• _WHAT THIS TASK INVOLVES_
Skip the images and copy each record exactly as written.

## Start RECORDS PROVIDED

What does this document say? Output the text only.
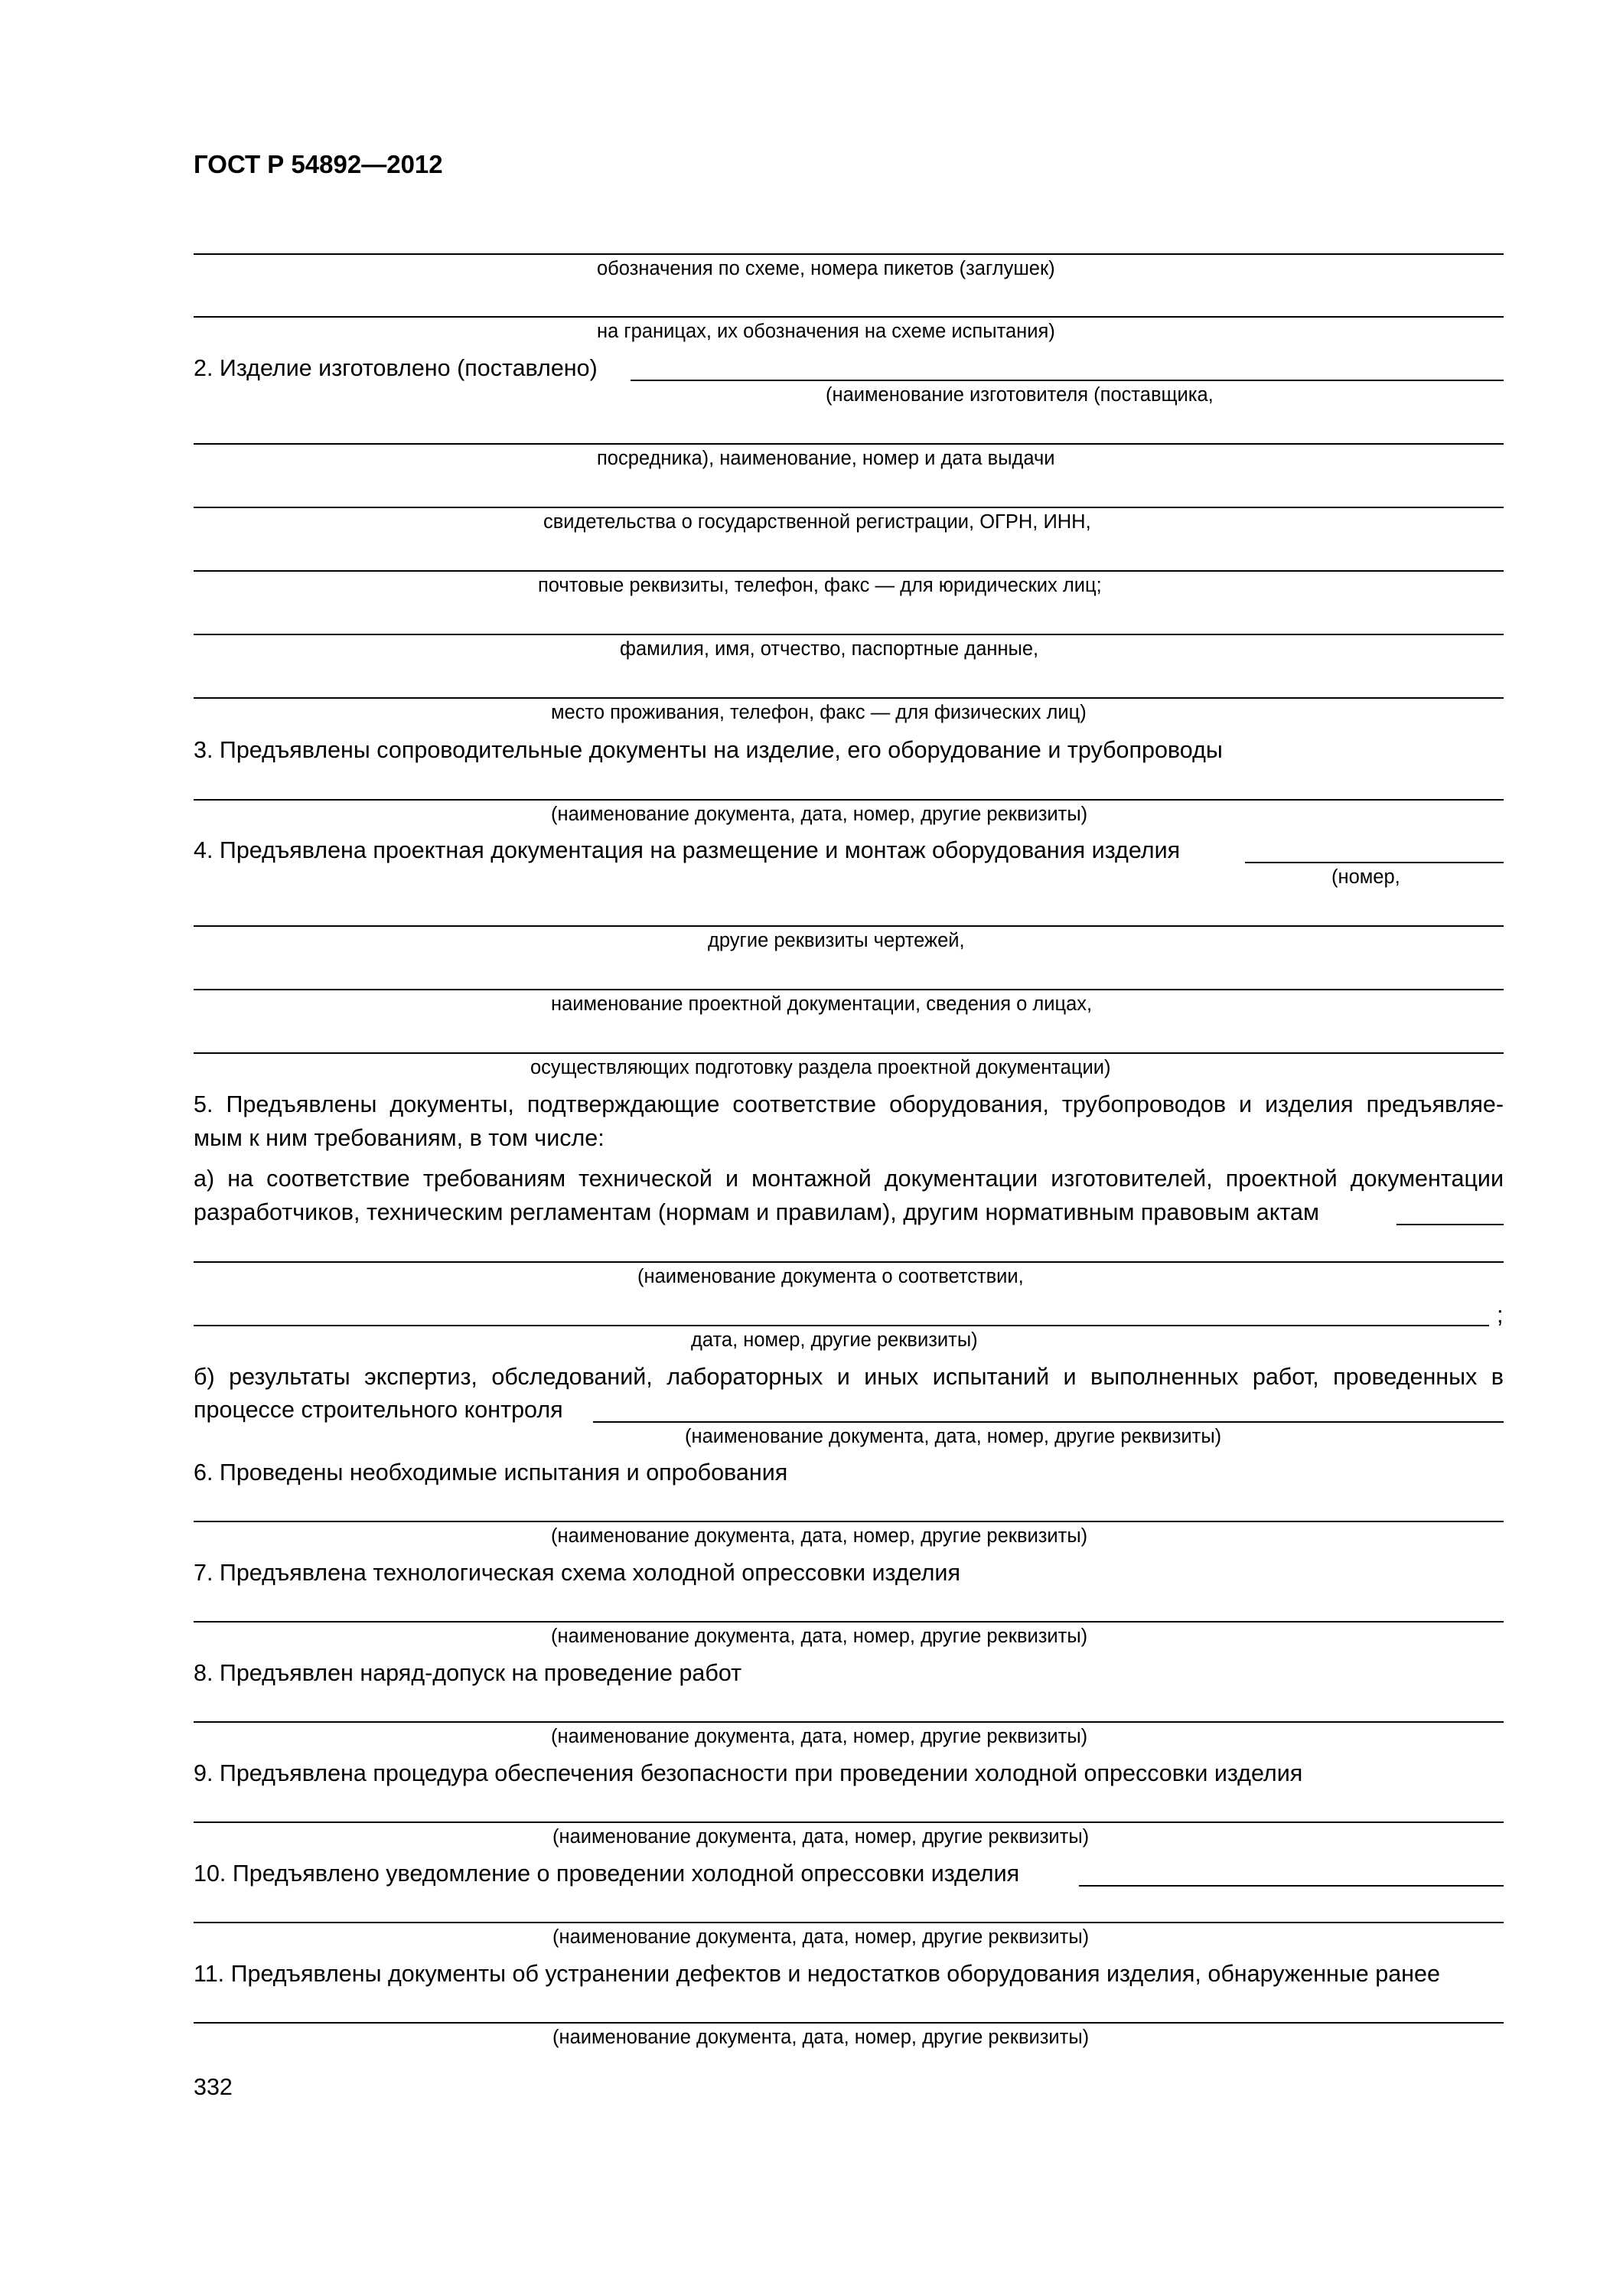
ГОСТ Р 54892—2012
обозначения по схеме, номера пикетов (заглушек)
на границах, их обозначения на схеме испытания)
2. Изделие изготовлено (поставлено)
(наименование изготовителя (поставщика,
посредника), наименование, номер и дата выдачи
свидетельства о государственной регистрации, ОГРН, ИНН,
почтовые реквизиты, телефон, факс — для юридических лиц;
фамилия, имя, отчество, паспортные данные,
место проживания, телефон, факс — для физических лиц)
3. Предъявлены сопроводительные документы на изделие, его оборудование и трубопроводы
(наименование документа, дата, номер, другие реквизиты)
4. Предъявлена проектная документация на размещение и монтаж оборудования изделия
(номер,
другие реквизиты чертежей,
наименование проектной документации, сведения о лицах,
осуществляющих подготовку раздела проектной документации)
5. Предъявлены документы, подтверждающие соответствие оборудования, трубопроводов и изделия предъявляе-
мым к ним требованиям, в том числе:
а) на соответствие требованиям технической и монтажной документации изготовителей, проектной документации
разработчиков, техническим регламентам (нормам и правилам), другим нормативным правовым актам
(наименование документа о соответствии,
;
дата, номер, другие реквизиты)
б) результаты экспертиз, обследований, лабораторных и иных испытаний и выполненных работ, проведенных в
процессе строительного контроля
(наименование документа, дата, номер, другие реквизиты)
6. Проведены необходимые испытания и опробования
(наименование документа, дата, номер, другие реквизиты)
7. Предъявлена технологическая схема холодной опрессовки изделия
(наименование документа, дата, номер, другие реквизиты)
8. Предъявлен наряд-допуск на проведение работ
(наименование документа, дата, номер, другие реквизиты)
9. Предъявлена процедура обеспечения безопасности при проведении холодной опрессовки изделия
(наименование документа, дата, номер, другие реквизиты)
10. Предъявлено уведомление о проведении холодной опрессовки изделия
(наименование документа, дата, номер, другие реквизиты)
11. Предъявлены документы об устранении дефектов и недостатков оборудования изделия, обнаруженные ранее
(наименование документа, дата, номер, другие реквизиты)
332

## End RECORDS PROVIDED

• _OUTPUT_
What does this document say? Output the text only.
ГОСТ Р 54892—2012
обозначения по схеме, номера пикетов (заглушек)
на границах, их обозначения на схеме испытания)
2. Изделие изготовлено (поставлено)
(наименование изготовителя (поставщика,
посредника), наименование, номер и дата выдачи
свидетельства о государственной регистрации, ОГРН, ИНН,
почтовые реквизиты, телефон, факс — для юридических лиц;
фамилия, имя, отчество, паспортные данные,
место проживания, телефон, факс — для физических лиц)
3. Предъявлены сопроводительные документы на изделие, его оборудование и трубопроводы
(наименование документа, дата, номер, другие реквизиты)
4. Предъявлена проектная документация на размещение и монтаж оборудования изделия
(номер,
другие реквизиты чертежей,
наименование проектной документации, сведения о лицах,
осуществляющих подготовку раздела проектной документации)
5. Предъявлены документы, подтверждающие соответствие оборудования, трубопроводов и изделия предъявляе-
мым к ним требованиям, в том числе:
а) на соответствие требованиям технической и монтажной документации изготовителей, проектной документации
разработчиков, техническим регламентам (нормам и правилам), другим нормативным правовым актам
(наименование документа о соответствии,
;
дата, номер, другие реквизиты)
б) результаты экспертиз, обследований, лабораторных и иных испытаний и выполненных работ, проведенных в
процессе строительного контроля
(наименование документа, дата, номер, другие реквизиты)
6. Проведены необходимые испытания и опробования
(наименование документа, дата, номер, другие реквизиты)
7. Предъявлена технологическая схема холодной опрессовки изделия
(наименование документа, дата, номер, другие реквизиты)
8. Предъявлен наряд-допуск на проведение работ
(наименование документа, дата, номер, другие реквизиты)
9. Предъявлена процедура обеспечения безопасности при проведении холодной опрессовки изделия
(наименование документа, дата, номер, другие реквизиты)
10. Предъявлено уведомление о проведении холодной опрессовки изделия
(наименование документа, дата, номер, другие реквизиты)
11. Предъявлены документы об устранении дефектов и недостатков оборудования изделия, обнаруженные ранее
(наименование документа, дата, номер, другие реквизиты)
332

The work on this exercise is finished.